***** DATASET RECORDS

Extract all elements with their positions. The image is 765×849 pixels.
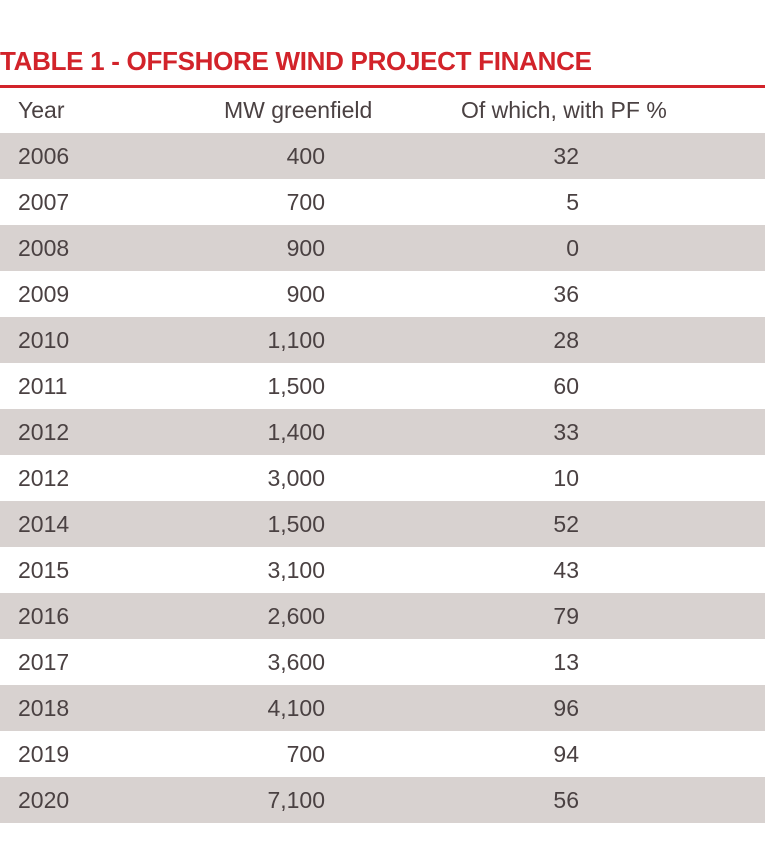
- cell-year: 2017: [18, 648, 70, 675]
- cell-year: 2012: [18, 464, 70, 491]
- table-row: 2012 1,400 33: [0, 409, 765, 455]
- title-divider: [0, 85, 765, 88]
- cell-pf-percent: 0: [566, 234, 579, 261]
- table-row: 2018 4,100 96: [0, 685, 765, 731]
- table-row: 2020 7,100 56: [0, 777, 765, 823]
- cell-mw-greenfield: 900: [286, 234, 325, 261]
- cell-year: 2018: [18, 694, 70, 721]
- cell-pf-percent: 33: [553, 418, 579, 445]
- cell-pf-percent: 43: [553, 556, 579, 583]
- cell-mw-greenfield: 1,100: [267, 326, 325, 353]
- table-row: 2009 900 36: [0, 271, 765, 317]
- cell-pf-percent: 13: [553, 648, 579, 675]
- cell-pf-percent: 52: [553, 510, 579, 537]
- cell-mw-greenfield: 7,100: [267, 786, 325, 813]
- data-table: Year MW greenfield Of which, with PF % 2…: [0, 88, 765, 823]
- table-title: TABLE 1 - OFFSHORE WIND PROJECT FINANCE: [0, 46, 592, 76]
- column-header-pf-percent: Of which, with PF %: [461, 97, 667, 123]
- cell-mw-greenfield: 3,600: [267, 648, 325, 675]
- cell-mw-greenfield: 700: [286, 740, 325, 767]
- cell-pf-percent: 5: [566, 188, 579, 215]
- cell-year: 2014: [18, 510, 70, 537]
- cell-year: 2012: [18, 418, 70, 445]
- cell-mw-greenfield: 900: [286, 280, 325, 307]
- cell-year: 2016: [18, 602, 70, 629]
- column-header-year: Year: [18, 97, 65, 123]
- cell-mw-greenfield: 1,400: [267, 418, 325, 445]
- cell-year: 2007: [18, 188, 70, 215]
- table-row: 2011 1,500 60: [0, 363, 765, 409]
- table-row: 2008 900 0: [0, 225, 765, 271]
- cell-mw-greenfield: 3,000: [267, 464, 325, 491]
- cell-year: 2006: [18, 142, 70, 169]
- table-row: 2006 400 32: [0, 133, 765, 179]
- cell-pf-percent: 79: [553, 602, 579, 629]
- table-row: 2016 2,600 79: [0, 593, 765, 639]
- table-row: 2014 1,500 52: [0, 501, 765, 547]
- cell-year: 2011: [18, 372, 68, 399]
- cell-pf-percent: 96: [553, 694, 579, 721]
- cell-pf-percent: 60: [553, 372, 579, 399]
- cell-mw-greenfield: 1,500: [267, 372, 325, 399]
- cell-year: 2020: [18, 786, 70, 813]
- cell-pf-percent: 56: [553, 786, 579, 813]
- cell-pf-percent: 32: [553, 142, 579, 169]
- cell-mw-greenfield: 400: [286, 142, 325, 169]
- cell-year: 2010: [18, 326, 70, 353]
- table-row: 2019 700 94: [0, 731, 765, 777]
- cell-year: 2015: [18, 556, 70, 583]
- table-row: 2017 3,600 13: [0, 639, 765, 685]
- cell-mw-greenfield: 3,100: [267, 556, 325, 583]
- cell-year: 2019: [18, 740, 70, 767]
- table-row: 2015 3,100 43: [0, 547, 765, 593]
- cell-year: 2009: [18, 280, 70, 307]
- cell-mw-greenfield: 4,100: [267, 694, 325, 721]
- table-row: 2010 1,100 28: [0, 317, 765, 363]
- cell-pf-percent: 28: [553, 326, 579, 353]
- cell-year: 2008: [18, 234, 70, 261]
- cell-pf-percent: 94: [553, 740, 579, 767]
- table-header-row: Year MW greenfield Of which, with PF %: [0, 88, 765, 133]
- column-header-mw-greenfield: MW greenfield: [224, 97, 373, 123]
- cell-pf-percent: 10: [553, 464, 579, 491]
- cell-mw-greenfield: 700: [286, 188, 325, 215]
- table-row: 2007 700 5: [0, 179, 765, 225]
- cell-mw-greenfield: 2,600: [267, 602, 325, 629]
- cell-pf-percent: 36: [553, 280, 579, 307]
- table-row: 2012 3,000 10: [0, 455, 765, 501]
- cell-mw-greenfield: 1,500: [267, 510, 325, 537]
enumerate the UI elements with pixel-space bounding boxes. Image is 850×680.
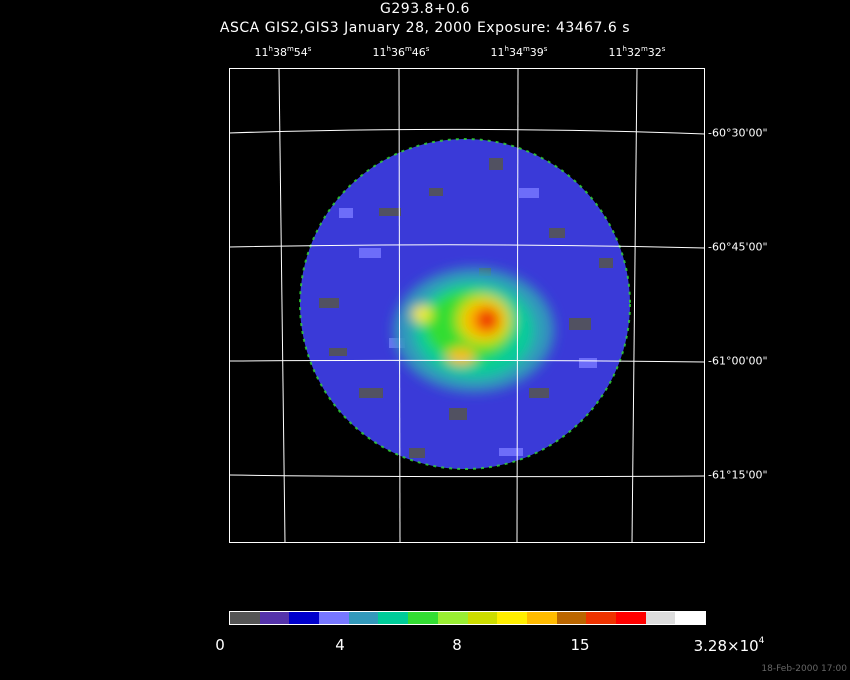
- colorbar-tick-label: 4: [335, 636, 345, 654]
- detector-rim: [299, 138, 631, 470]
- timestamp: 18-Feb-2000 17:00: [761, 664, 847, 674]
- colorbar-max-label: 3.28×104: [693, 636, 765, 655]
- colorbar-tick-label: 15: [570, 636, 590, 654]
- colorbar-swatch: [645, 612, 676, 624]
- colorbar: [229, 611, 706, 625]
- colorbar-tick-label: 8: [452, 636, 462, 654]
- colorbar-swatch: [556, 612, 587, 624]
- dec-label: -60°30'00": [708, 126, 768, 140]
- colorbar-swatch: [467, 612, 498, 624]
- xray-image-plot: [229, 68, 705, 543]
- plot-frame: [229, 68, 705, 543]
- dec-label: -61°15'00": [708, 468, 768, 482]
- colorbar-swatch: [319, 612, 349, 624]
- dec-label: -61°00'00": [708, 354, 768, 368]
- colorbar-swatch: [259, 612, 290, 624]
- colorbar-swatch: [586, 612, 616, 624]
- colorbar-tick-label: 0: [215, 636, 225, 654]
- ra-label: 11h38m54s: [254, 45, 312, 59]
- colorbar-swatch: [348, 612, 379, 624]
- colorbar-swatch: [408, 612, 438, 624]
- dec-label: -60°45'00": [708, 240, 768, 254]
- colorbar-swatch: [437, 612, 468, 624]
- colorbar-swatch: [378, 612, 409, 624]
- central-emission: [394, 268, 554, 392]
- observation-subtitle: ASCA GIS2,GIS3 January 28, 2000 Exposure…: [219, 20, 631, 36]
- colorbar-swatch: [675, 612, 705, 624]
- object-name-title: G293.8+0.6: [380, 1, 470, 17]
- ra-label: 11h36m46s: [372, 45, 430, 59]
- ra-label: 11h32m32s: [608, 45, 666, 59]
- coordinate-grid: [229, 68, 705, 543]
- detector-field: [300, 139, 630, 469]
- colorbar-swatch: [497, 612, 527, 624]
- colorbar-swatch: [526, 612, 557, 624]
- ra-label: 11h34m39s: [490, 45, 548, 59]
- colorbar-swatch: [230, 612, 260, 624]
- colorbar-swatch: [289, 612, 320, 624]
- colorbar-swatch: [615, 612, 646, 624]
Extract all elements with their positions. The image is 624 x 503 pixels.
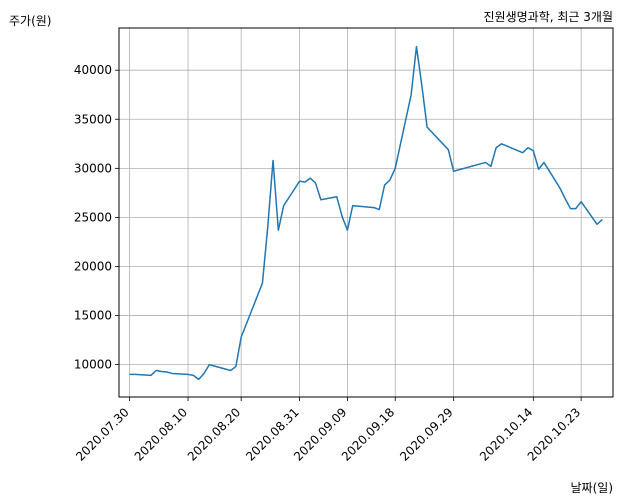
x-tick-label: 2020.08.20 xyxy=(185,405,243,463)
y-tick-label: 30000 xyxy=(74,161,112,175)
y-tick-label: 35000 xyxy=(74,112,112,126)
y-tick-label: 20000 xyxy=(74,259,112,273)
y-tick-label: 40000 xyxy=(74,63,112,77)
y-tick-label: 25000 xyxy=(74,210,112,224)
x-tick-label: 2020.09.29 xyxy=(397,405,455,463)
chart-title: 진원생명과학, 최근 3개월 xyxy=(483,10,613,24)
grid xyxy=(119,28,613,397)
x-axis-label: 날짜(일) xyxy=(570,481,613,495)
y-tick-label: 10000 xyxy=(74,358,112,372)
x-tick-label: 2020.07.30 xyxy=(73,405,131,463)
x-tick-label: 2020.08.10 xyxy=(132,405,190,463)
y-tick-label: 15000 xyxy=(74,309,112,323)
plot-area-frame xyxy=(118,27,614,398)
price-series-line xyxy=(129,45,603,381)
y-axis-label: 주가(원) xyxy=(9,14,52,28)
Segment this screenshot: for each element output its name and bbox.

**********

» EXERCISE TASK: Copy all of the material above line for line, with no changes, and leave the pictures out.

» WRITTEN RESPONSE:
Extract all elements with their positions. The image is 765×849 pixels.
- cell-year: 2017: [18, 648, 70, 675]
- cell-year: 2012: [18, 464, 70, 491]
- table-row: 2012 1,400 33: [0, 409, 765, 455]
- title-divider: [0, 85, 765, 88]
- cell-pf-percent: 0: [566, 234, 579, 261]
- table-row: 2018 4,100 96: [0, 685, 765, 731]
- table-row: 2020 7,100 56: [0, 777, 765, 823]
- cell-mw-greenfield: 900: [286, 234, 325, 261]
- cell-year: 2018: [18, 694, 70, 721]
- cell-pf-percent: 33: [553, 418, 579, 445]
- cell-pf-percent: 43: [553, 556, 579, 583]
- cell-mw-greenfield: 1,100: [267, 326, 325, 353]
- table-row: 2009 900 36: [0, 271, 765, 317]
- cell-pf-percent: 13: [553, 648, 579, 675]
- cell-pf-percent: 52: [553, 510, 579, 537]
- cell-mw-greenfield: 7,100: [267, 786, 325, 813]
- data-table: Year MW greenfield Of which, with PF % 2…: [0, 88, 765, 823]
- table-title: TABLE 1 - OFFSHORE WIND PROJECT FINANCE: [0, 46, 592, 76]
- column-header-pf-percent: Of which, with PF %: [461, 97, 667, 123]
- cell-mw-greenfield: 3,600: [267, 648, 325, 675]
- cell-mw-greenfield: 700: [286, 740, 325, 767]
- cell-pf-percent: 5: [566, 188, 579, 215]
- cell-year: 2014: [18, 510, 70, 537]
- cell-year: 2012: [18, 418, 70, 445]
- cell-mw-greenfield: 900: [286, 280, 325, 307]
- cell-year: 2016: [18, 602, 70, 629]
- column-header-year: Year: [18, 97, 65, 123]
- cell-mw-greenfield: 1,400: [267, 418, 325, 445]
- cell-year: 2007: [18, 188, 70, 215]
- table-row: 2011 1,500 60: [0, 363, 765, 409]
- table-row: 2008 900 0: [0, 225, 765, 271]
- cell-mw-greenfield: 3,000: [267, 464, 325, 491]
- cell-year: 2006: [18, 142, 70, 169]
- table-row: 2006 400 32: [0, 133, 765, 179]
- cell-pf-percent: 79: [553, 602, 579, 629]
- table-row: 2016 2,600 79: [0, 593, 765, 639]
- table-row: 2014 1,500 52: [0, 501, 765, 547]
- cell-year: 2011: [18, 372, 68, 399]
- cell-pf-percent: 96: [553, 694, 579, 721]
- cell-pf-percent: 60: [553, 372, 579, 399]
- cell-mw-greenfield: 1,500: [267, 372, 325, 399]
- cell-year: 2020: [18, 786, 70, 813]
- cell-pf-percent: 56: [553, 786, 579, 813]
- cell-pf-percent: 32: [553, 142, 579, 169]
- cell-mw-greenfield: 400: [286, 142, 325, 169]
- cell-year: 2010: [18, 326, 70, 353]
- table-row: 2019 700 94: [0, 731, 765, 777]
- cell-year: 2015: [18, 556, 70, 583]
- table-row: 2017 3,600 13: [0, 639, 765, 685]
- cell-mw-greenfield: 3,100: [267, 556, 325, 583]
- cell-year: 2019: [18, 740, 70, 767]
- table-row: 2015 3,100 43: [0, 547, 765, 593]
- cell-year: 2009: [18, 280, 70, 307]
- cell-mw-greenfield: 4,100: [267, 694, 325, 721]
- table-row: 2010 1,100 28: [0, 317, 765, 363]
- cell-pf-percent: 28: [553, 326, 579, 353]
- cell-year: 2008: [18, 234, 70, 261]
- cell-pf-percent: 94: [553, 740, 579, 767]
- table-header-row: Year MW greenfield Of which, with PF %: [0, 88, 765, 133]
- column-header-mw-greenfield: MW greenfield: [224, 97, 373, 123]
- cell-pf-percent: 10: [553, 464, 579, 491]
- cell-mw-greenfield: 700: [286, 188, 325, 215]
- table-row: 2007 700 5: [0, 179, 765, 225]
- cell-mw-greenfield: 2,600: [267, 602, 325, 629]
- cell-pf-percent: 36: [553, 280, 579, 307]
- table-row: 2012 3,000 10: [0, 455, 765, 501]
- cell-mw-greenfield: 1,500: [267, 510, 325, 537]
enumerate the UI elements with pixel-space bounding boxes. Image is 850×680.
- colorbar-tick-label: 4: [335, 636, 345, 654]
- detector-rim: [299, 138, 631, 470]
- timestamp: 18-Feb-2000 17:00: [761, 664, 847, 674]
- colorbar-max-label: 3.28×104: [693, 636, 765, 655]
- colorbar-tick-label: 15: [570, 636, 590, 654]
- colorbar-swatch: [645, 612, 676, 624]
- colorbar: [229, 611, 706, 625]
- colorbar-tick-label: 8: [452, 636, 462, 654]
- colorbar-swatch: [556, 612, 587, 624]
- dec-label: -60°30'00": [708, 126, 768, 140]
- colorbar-swatch: [467, 612, 498, 624]
- xray-image-plot: [229, 68, 705, 543]
- plot-frame: [229, 68, 705, 543]
- dec-label: -61°15'00": [708, 468, 768, 482]
- colorbar-swatch: [319, 612, 349, 624]
- dec-label: -61°00'00": [708, 354, 768, 368]
- colorbar-swatch: [259, 612, 290, 624]
- colorbar-swatch: [586, 612, 616, 624]
- colorbar-tick-label: 0: [215, 636, 225, 654]
- ra-label: 11h38m54s: [254, 45, 312, 59]
- colorbar-swatch: [348, 612, 379, 624]
- colorbar-swatch: [408, 612, 438, 624]
- dec-label: -60°45'00": [708, 240, 768, 254]
- colorbar-swatch: [437, 612, 468, 624]
- colorbar-swatch: [378, 612, 409, 624]
- central-emission: [394, 268, 554, 392]
- observation-subtitle: ASCA GIS2,GIS3 January 28, 2000 Exposure…: [219, 20, 631, 36]
- colorbar-swatch: [675, 612, 705, 624]
- object-name-title: G293.8+0.6: [380, 1, 470, 17]
- ra-label: 11h36m46s: [372, 45, 430, 59]
- ra-label: 11h32m32s: [608, 45, 666, 59]
- coordinate-grid: [229, 68, 705, 543]
- detector-field: [300, 139, 630, 469]
- colorbar-swatch: [497, 612, 527, 624]
- colorbar-swatch: [526, 612, 557, 624]
- ra-label: 11h34m39s: [490, 45, 548, 59]
- colorbar-swatch: [230, 612, 260, 624]
- colorbar-swatch: [289, 612, 320, 624]
- colorbar-swatch: [615, 612, 646, 624]
Extract all elements with their positions. The image is 624 x 503 pixels.
x-tick-label: 2020.08.20 xyxy=(185,405,243,463)
y-tick-label: 30000 xyxy=(74,161,112,175)
y-tick-label: 35000 xyxy=(74,112,112,126)
y-tick-label: 20000 xyxy=(74,259,112,273)
y-tick-label: 40000 xyxy=(74,63,112,77)
y-tick-label: 25000 xyxy=(74,210,112,224)
x-tick-label: 2020.09.29 xyxy=(397,405,455,463)
chart-title: 진원생명과학, 최근 3개월 xyxy=(483,10,613,24)
grid xyxy=(119,28,613,397)
x-axis-label: 날짜(일) xyxy=(570,481,613,495)
y-tick-label: 10000 xyxy=(74,358,112,372)
x-tick-label: 2020.07.30 xyxy=(73,405,131,463)
x-tick-label: 2020.08.10 xyxy=(132,405,190,463)
y-tick-label: 15000 xyxy=(74,309,112,323)
plot-area-frame xyxy=(118,27,614,398)
price-series-line xyxy=(129,45,603,381)
y-axis-label: 주가(원) xyxy=(9,14,52,28)
Segment this screenshot: for each element output its name and bbox.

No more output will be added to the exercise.